[Text excerpt]
—————

Stepping into 30 Years: Step Afrika’s “The Migration: Reflections on Jacob Lawrence”


Step Afrika! has evolved significantly since its start as a festival in South Africa in 1994, and even in its 30th year, it retains an energetic celebration of African and African American culture through step dance. Arena Stage’s final production for the 2023/24 season features a revival of their significant piece, “The Migration: Reflections on Jacob Lawrence,” now enhanced with high-quality projections of Lawrence’s iconic paintings.

Inspired by Lawrence’s art, “The Migration” is a vibrant journey of movement and music that narrates the Great Migration of African Americans from the South to the North. This compelling story, marked by moments of joy, sorrow, and resilience, is brought to life through a continuous display of dance, song, and music.

The production masterfully blends various genres, including drum circles, work songs, gospel, spirituals, and jazz, creating a rich historical tapestry. The dance Company’s performance is extraordinary, showcasing remarkable endurance as they meet the demanding acrobatics and complex rhythms with perfect synchronization throughout the 90-minute performance.

—————

[Data]
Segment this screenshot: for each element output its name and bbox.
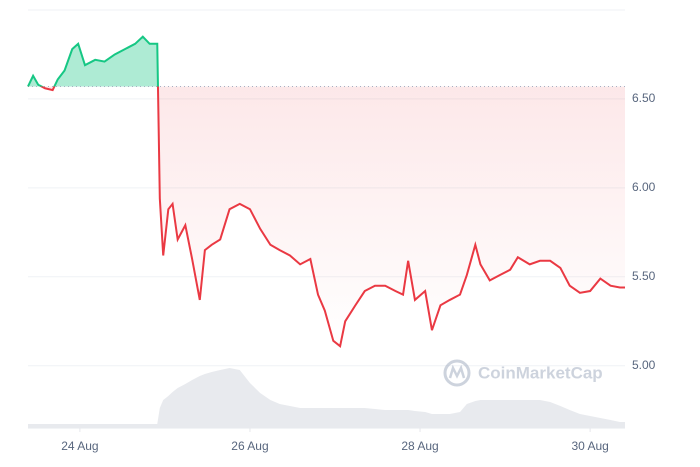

—————

[Set exercise 1] Translate this sentence from the Step Afrika! review into French: "The dance Company’s performance is extraordinary, showcasing remarkable endurance as they meet the demanding acrobatics and complex rhythms with perfect synchronization throughout the 90-minute performance."
[Set exercise 2] According to the Step Afrika! review, which genres does the production blend? Name every one.
[Set exercise 3] Pick up the review of Step Afrika!'s "The Migration" where it stops and carry it forward.
The listing comes from a separate source and has no connection to the review.

[Final answer 1] La performance de la compagnie de danse est extraordinaire et témoigne d'une endurance remarquable, les danseurs affrontant les acrobaties exigeantes et les rythmes complexes avec une synchronisation parfaite tout au long des 90 minutes du spectacle.

[Final answer 2] Drum circles, work songs, gospel, spirituals, and jazz.

[Final answer 3]
The dancing is complemented by exceptional musical performances. Abdou Muhammed captivates with his impressive drumming, Lionel D. Lyles II excels on flute and tenor saxophone, and singers Ariel Dykes, Briona Jackson, Greg Watkins, and Kanysha Williams deliver a soul-stirring finale to the first act.

Director Jakari Sherman skillfully unifies the various choreographic pieces into a cohesive whole, with one of the standout moments being his own piece, “Off the Train,” a creative dance involving three men and their luggage. Harlan Penn’s scenic design is both thoughtful and engaging, evolving with the narrative while keeping the stage open for the dancers.

This production balances exuberance with a poignant reflection on historical and contemporary realities. The storyline, tracing the journey from freedom to enslavement and back, acknowledges the deep-seated issues from which African American dance and music have arisen and celebrates the triumphant reclaiming of these cultural elements.

Stepping, rooted in African traditions, has grown into a global phenomenon encompassing tap, breakdancing, and gymnastics. In its 30th year, Step Afrika! has become a premier exponent of this art form. African drumming is the heartbeat of the show, accompanied by flute, saxophone, and a beautifully sung rendition of “Wade in the Water,” which traces the development of Black music in America.

The narrative begins in an African village, moves through the American South, and finally embarks on the journey northward. Lawrence’s paintings come to life behind the dancers, each painting revealed in pieces to offer a more intimate experience. The dancers, exuding power and grace, bring this epic story to life, supported by Kenann Quander’s costumes that draw inspiration from the paintings.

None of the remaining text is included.